- [Exercise task] Restate the records below word for word, and omit the images they hold.

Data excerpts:
※ ※ ※

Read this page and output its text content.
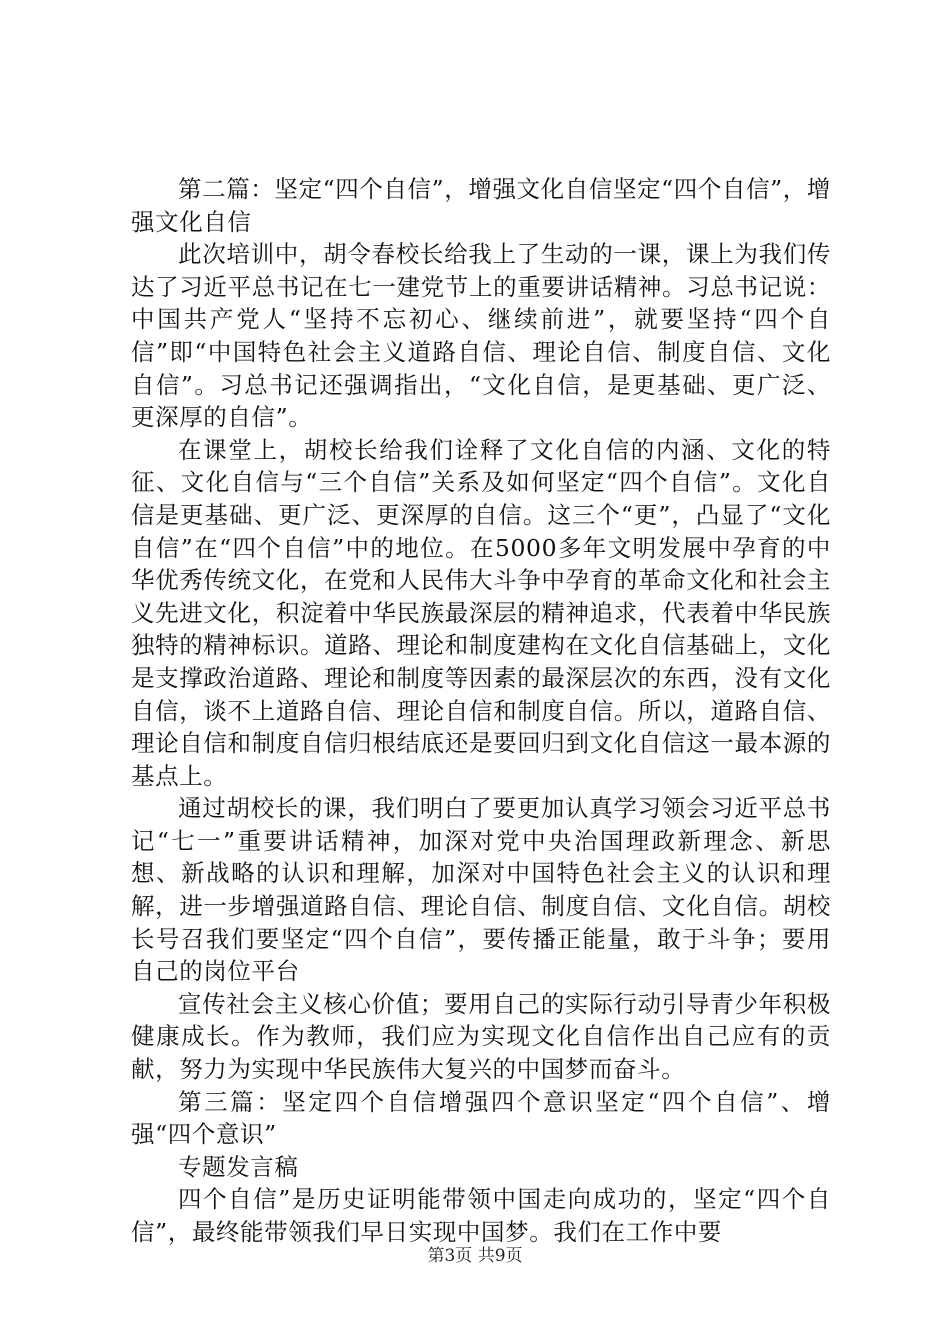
第二篇：坚定“四个自信”，增强文化自信坚定“四个自信”，增强文化自信

此次培训中，胡令春校长给我上了生动的一课，课上为我们传达了习近平总书记在七一建党节上的重要讲话精神。习总书记说：中国共产党人“坚持不忘初心、继续前进”，就要坚持“四个自信”即“中国特色社会主义道路自信、理论自信、制度自信、文化自信”。习总书记还强调指出，“文化自信，是更基础、更广泛、更深厚的自信”。

在课堂上，胡校长给我们诠释了文化自信的内涵、文化的特征、文化自信与“三个自信”关系及如何坚定“四个自信”。文化自信是更基础、更广泛、更深厚的自信。这三个“更”，凸显了“文化自信”在“四个自信”中的地位。在5000多年文明发展中孕育的中华优秀传统文化，在党和人民伟大斗争中孕育的革命文化和社会主义先进文化，积淀着中华民族最深层的精神追求，代表着中华民族独特的精神标识。道路、理论和制度建构在文化自信基础上，文化是支撑政治道路、理论和制度等因素的最深层次的东西，没有文化自信，谈不上道路自信、理论自信和制度自信。所以，道路自信、理论自信和制度自信归根结底还是要回归到文化自信这一最本源的基点上。

通过胡校长的课，我们明白了要更加认真学习领会习近平总书记“七一”重要讲话精神，加深对党中央治国理政新理念、新思想、新战略的认识和理解，加深对中国特色社会主义的认识和理解，进一步增强道路自信、理论自信、制度自信、文化自信。胡校长号召我们要坚定“四个自信”，要传播正能量，敢于斗争；要用自己的岗位平台

宣传社会主义核心价值；要用自己的实际行动引导青少年积极健康成长。作为教师，我们应为实现文化自信作出自己应有的贡献，努力为实现中华民族伟大复兴的中国梦而奋斗。

第三篇：坚定四个自信增强四个意识坚定“四个自信”、增强“四个意识”

专题发言稿

四个自信”是历史证明能带领中国走向成功的，坚定“四个自信”，最终能带领我们早日实现中国梦。我们在工作中要

第3页 共9页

※ ※ ※

- [Task output]
Read this page and output its text content.
第二篇：坚定“四个自信”，增强文化自信坚定“四个自信”，增强文化自信

此次培训中，胡令春校长给我上了生动的一课，课上为我们传达了习近平总书记在七一建党节上的重要讲话精神。习总书记说：中国共产党人“坚持不忘初心、继续前进”，就要坚持“四个自信”即“中国特色社会主义道路自信、理论自信、制度自信、文化自信”。习总书记还强调指出，“文化自信，是更基础、更广泛、更深厚的自信”。

在课堂上，胡校长给我们诠释了文化自信的内涵、文化的特征、文化自信与“三个自信”关系及如何坚定“四个自信”。文化自信是更基础、更广泛、更深厚的自信。这三个“更”，凸显了“文化自信”在“四个自信”中的地位。在5000多年文明发展中孕育的中华优秀传统文化，在党和人民伟大斗争中孕育的革命文化和社会主义先进文化，积淀着中华民族最深层的精神追求，代表着中华民族独特的精神标识。道路、理论和制度建构在文化自信基础上，文化是支撑政治道路、理论和制度等因素的最深层次的东西，没有文化自信，谈不上道路自信、理论自信和制度自信。所以，道路自信、理论自信和制度自信归根结底还是要回归到文化自信这一最本源的基点上。

通过胡校长的课，我们明白了要更加认真学习领会习近平总书记“七一”重要讲话精神，加深对党中央治国理政新理念、新思想、新战略的认识和理解，加深对中国特色社会主义的认识和理解，进一步增强道路自信、理论自信、制度自信、文化自信。胡校长号召我们要坚定“四个自信”，要传播正能量，敢于斗争；要用自己的岗位平台

宣传社会主义核心价值；要用自己的实际行动引导青少年积极健康成长。作为教师，我们应为实现文化自信作出自己应有的贡献，努力为实现中华民族伟大复兴的中国梦而奋斗。

第三篇：坚定四个自信增强四个意识坚定“四个自信”、增强“四个意识”

专题发言稿

四个自信”是历史证明能带领中国走向成功的，坚定“四个自信”，最终能带领我们早日实现中国梦。我们在工作中要

第3页 共9页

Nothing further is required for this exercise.